- Exercise aim
All entries below need to be written out exactly, but without their pictures.

- Listing

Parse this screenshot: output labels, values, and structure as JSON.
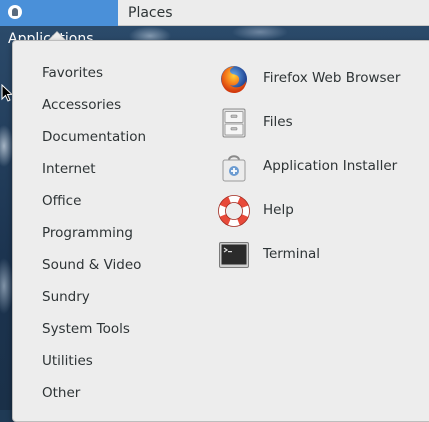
{
  "topbar": {
    "applications_label": "Applications",
    "places_label": "Places"
  },
  "categories": [
    {
      "label": "Favorites"
    },
    {
      "label": "Accessories"
    },
    {
      "label": "Documentation"
    },
    {
      "label": "Internet"
    },
    {
      "label": "Office"
    },
    {
      "label": "Programming"
    },
    {
      "label": "Sound & Video"
    },
    {
      "label": "Sundry"
    },
    {
      "label": "System Tools"
    },
    {
      "label": "Utilities"
    },
    {
      "label": "Other"
    }
  ],
  "apps": [
    {
      "label": "Firefox Web Browser",
      "icon": "firefox-icon"
    },
    {
      "label": "Files",
      "icon": "file-cabinet-icon"
    },
    {
      "label": "Application Installer",
      "icon": "shopping-bag-icon"
    },
    {
      "label": "Help",
      "icon": "lifebuoy-icon"
    },
    {
      "label": "Terminal",
      "icon": "terminal-icon"
    }
  ],
  "colors": {
    "topbar_bg": "#ececec",
    "applications_active_bg": "#4a90d9",
    "popup_bg": "#ededed",
    "text": "#2e3436"
  }
}
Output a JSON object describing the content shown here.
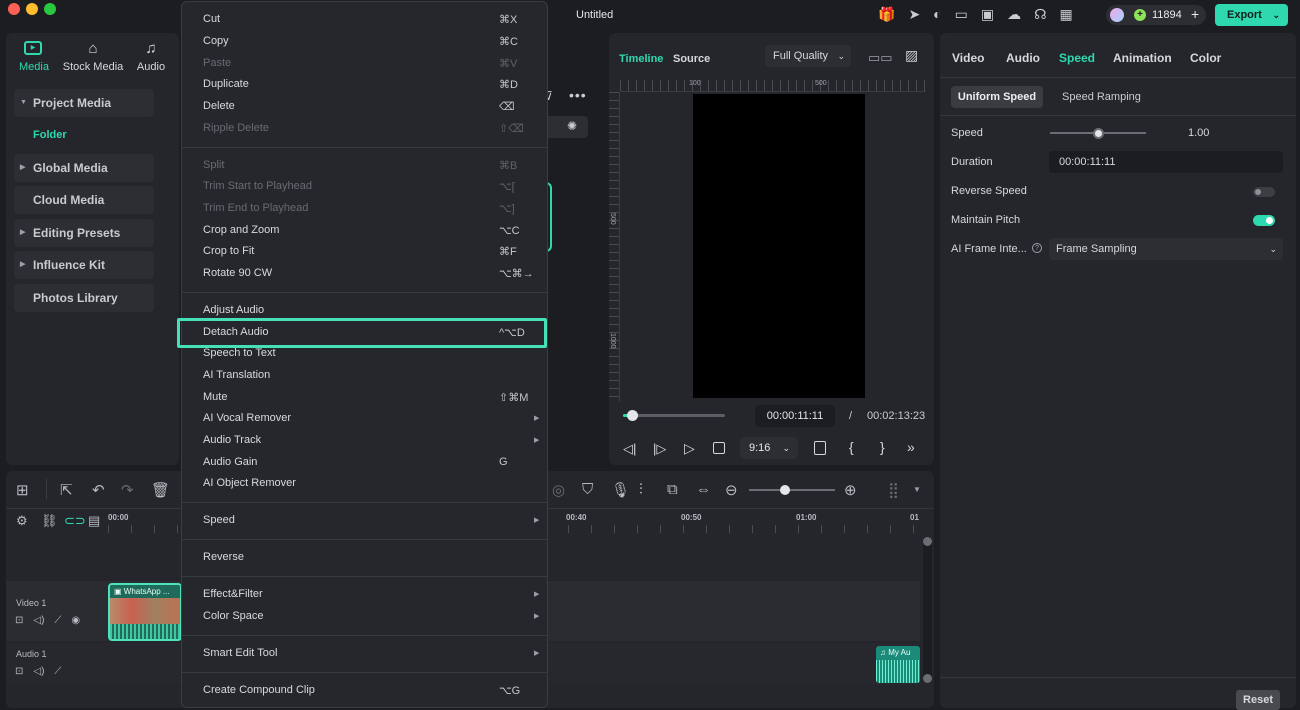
{
  "window": {
    "title": "Untitled",
    "credits": "11894",
    "export_label": "Export"
  },
  "media_tabs": [
    {
      "label": "Media"
    },
    {
      "label": "Stock Media"
    },
    {
      "label": "Audio"
    }
  ],
  "sidebar": {
    "items": [
      {
        "label": "Project Media"
      },
      {
        "label": "Folder"
      },
      {
        "label": "Global Media"
      },
      {
        "label": "Cloud Media"
      },
      {
        "label": "Editing Presets"
      },
      {
        "label": "Influence Kit"
      },
      {
        "label": "Photos Library"
      }
    ]
  },
  "context_menu": {
    "items": [
      {
        "label": "Cut",
        "shortcut": "⌘X"
      },
      {
        "label": "Copy",
        "shortcut": "⌘C"
      },
      {
        "label": "Paste",
        "shortcut": "⌘V"
      },
      {
        "label": "Duplicate",
        "shortcut": "⌘D"
      },
      {
        "label": "Delete",
        "shortcut": "⌫"
      },
      {
        "label": "Ripple Delete",
        "shortcut": "⇧⌫"
      },
      {
        "label": "Split",
        "shortcut": "⌘B"
      },
      {
        "label": "Trim Start to Playhead",
        "shortcut": "⌥["
      },
      {
        "label": "Trim End to Playhead",
        "shortcut": "⌥]"
      },
      {
        "label": "Crop and Zoom",
        "shortcut": "⌥C"
      },
      {
        "label": "Crop to Fit",
        "shortcut": "⌘F"
      },
      {
        "label": "Rotate 90 CW",
        "shortcut": "⌥⌘→"
      },
      {
        "label": "Adjust Audio",
        "shortcut": ""
      },
      {
        "label": "Detach Audio",
        "shortcut": "^⌥D"
      },
      {
        "label": "Speech to Text",
        "shortcut": ""
      },
      {
        "label": "AI Translation",
        "shortcut": ""
      },
      {
        "label": "Mute",
        "shortcut": "⇧⌘M"
      },
      {
        "label": "AI Vocal Remover",
        "shortcut": ""
      },
      {
        "label": "Audio Track",
        "shortcut": ""
      },
      {
        "label": "Audio Gain",
        "shortcut": "G"
      },
      {
        "label": "AI Object Remover",
        "shortcut": ""
      },
      {
        "label": "Speed",
        "shortcut": ""
      },
      {
        "label": "Reverse",
        "shortcut": ""
      },
      {
        "label": "Effect&Filter",
        "shortcut": ""
      },
      {
        "label": "Color Space",
        "shortcut": ""
      },
      {
        "label": "Smart Edit Tool",
        "shortcut": ""
      },
      {
        "label": "Create Compound Clip",
        "shortcut": "⌥G"
      }
    ]
  },
  "preview": {
    "tab_timeline": "Timeline",
    "tab_source": "Source",
    "quality": "Full Quality",
    "ruler_top": [
      "100",
      "500"
    ],
    "ruler_left": [
      "500",
      "1000"
    ],
    "current_time": "00:00:11:11",
    "separator": "/",
    "total_time": "00:02:13:23",
    "aspect": "9:16"
  },
  "inspector": {
    "tabs": [
      "Video",
      "Audio",
      "Speed",
      "Animation",
      "Color"
    ],
    "subtabs": [
      "Uniform Speed",
      "Speed Ramping"
    ],
    "speed_label": "Speed",
    "speed_value": "1.00",
    "duration_label": "Duration",
    "duration_value": "00:00:11:11",
    "reverse_label": "Reverse Speed",
    "pitch_label": "Maintain Pitch",
    "ai_frame_label": "AI Frame Inte...",
    "ai_frame_value": "Frame Sampling",
    "reset_label": "Reset"
  },
  "timeline": {
    "ruler": [
      "00:00",
      "00:40",
      "00:50",
      "01:00",
      "01"
    ],
    "video_track": "Video 1",
    "audio_track": "Audio 1",
    "video_clip": "WhatsApp ...",
    "audio_clip": "My Au"
  },
  "colors": {
    "accent": "#2fd9b0",
    "highlight": "#45e0b8"
  }
}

- Answer below
Parse this screenshot: output labels, values, and structure as JSON.
{
  "topbar": {
    "applications_label": "Applications",
    "places_label": "Places"
  },
  "categories": [
    {
      "label": "Favorites"
    },
    {
      "label": "Accessories"
    },
    {
      "label": "Documentation"
    },
    {
      "label": "Internet"
    },
    {
      "label": "Office"
    },
    {
      "label": "Programming"
    },
    {
      "label": "Sound & Video"
    },
    {
      "label": "Sundry"
    },
    {
      "label": "System Tools"
    },
    {
      "label": "Utilities"
    },
    {
      "label": "Other"
    }
  ],
  "apps": [
    {
      "label": "Firefox Web Browser",
      "icon": "firefox-icon"
    },
    {
      "label": "Files",
      "icon": "file-cabinet-icon"
    },
    {
      "label": "Application Installer",
      "icon": "shopping-bag-icon"
    },
    {
      "label": "Help",
      "icon": "lifebuoy-icon"
    },
    {
      "label": "Terminal",
      "icon": "terminal-icon"
    }
  ],
  "colors": {
    "topbar_bg": "#ececec",
    "applications_active_bg": "#4a90d9",
    "popup_bg": "#ededed",
    "text": "#2e3436"
  }
}
Output a JSON object describing the content shown here.
{
  "window": {
    "title": "Untitled",
    "credits": "11894",
    "export_label": "Export"
  },
  "media_tabs": [
    {
      "label": "Media"
    },
    {
      "label": "Stock Media"
    },
    {
      "label": "Audio"
    }
  ],
  "sidebar": {
    "items": [
      {
        "label": "Project Media"
      },
      {
        "label": "Folder"
      },
      {
        "label": "Global Media"
      },
      {
        "label": "Cloud Media"
      },
      {
        "label": "Editing Presets"
      },
      {
        "label": "Influence Kit"
      },
      {
        "label": "Photos Library"
      }
    ]
  },
  "context_menu": {
    "items": [
      {
        "label": "Cut",
        "shortcut": "⌘X"
      },
      {
        "label": "Copy",
        "shortcut": "⌘C"
      },
      {
        "label": "Paste",
        "shortcut": "⌘V"
      },
      {
        "label": "Duplicate",
        "shortcut": "⌘D"
      },
      {
        "label": "Delete",
        "shortcut": "⌫"
      },
      {
        "label": "Ripple Delete",
        "shortcut": "⇧⌫"
      },
      {
        "label": "Split",
        "shortcut": "⌘B"
      },
      {
        "label": "Trim Start to Playhead",
        "shortcut": "⌥["
      },
      {
        "label": "Trim End to Playhead",
        "shortcut": "⌥]"
      },
      {
        "label": "Crop and Zoom",
        "shortcut": "⌥C"
      },
      {
        "label": "Crop to Fit",
        "shortcut": "⌘F"
      },
      {
        "label": "Rotate 90 CW",
        "shortcut": "⌥⌘→"
      },
      {
        "label": "Adjust Audio",
        "shortcut": ""
      },
      {
        "label": "Detach Audio",
        "shortcut": "^⌥D"
      },
      {
        "label": "Speech to Text",
        "shortcut": ""
      },
      {
        "label": "AI Translation",
        "shortcut": ""
      },
      {
        "label": "Mute",
        "shortcut": "⇧⌘M"
      },
      {
        "label": "AI Vocal Remover",
        "shortcut": ""
      },
      {
        "label": "Audio Track",
        "shortcut": ""
      },
      {
        "label": "Audio Gain",
        "shortcut": "G"
      },
      {
        "label": "AI Object Remover",
        "shortcut": ""
      },
      {
        "label": "Speed",
        "shortcut": ""
      },
      {
        "label": "Reverse",
        "shortcut": ""
      },
      {
        "label": "Effect&Filter",
        "shortcut": ""
      },
      {
        "label": "Color Space",
        "shortcut": ""
      },
      {
        "label": "Smart Edit Tool",
        "shortcut": ""
      },
      {
        "label": "Create Compound Clip",
        "shortcut": "⌥G"
      }
    ]
  },
  "preview": {
    "tab_timeline": "Timeline",
    "tab_source": "Source",
    "quality": "Full Quality",
    "ruler_top": [
      "100",
      "500"
    ],
    "ruler_left": [
      "500",
      "1000"
    ],
    "current_time": "00:00:11:11",
    "separator": "/",
    "total_time": "00:02:13:23",
    "aspect": "9:16"
  },
  "inspector": {
    "tabs": [
      "Video",
      "Audio",
      "Speed",
      "Animation",
      "Color"
    ],
    "subtabs": [
      "Uniform Speed",
      "Speed Ramping"
    ],
    "speed_label": "Speed",
    "speed_value": "1.00",
    "duration_label": "Duration",
    "duration_value": "00:00:11:11",
    "reverse_label": "Reverse Speed",
    "pitch_label": "Maintain Pitch",
    "ai_frame_label": "AI Frame Inte...",
    "ai_frame_value": "Frame Sampling",
    "reset_label": "Reset"
  },
  "timeline": {
    "ruler": [
      "00:00",
      "00:40",
      "00:50",
      "01:00",
      "01"
    ],
    "video_track": "Video 1",
    "audio_track": "Audio 1",
    "video_clip": "WhatsApp ...",
    "audio_clip": "My Au"
  },
  "colors": {
    "accent": "#2fd9b0",
    "highlight": "#45e0b8"
  }
}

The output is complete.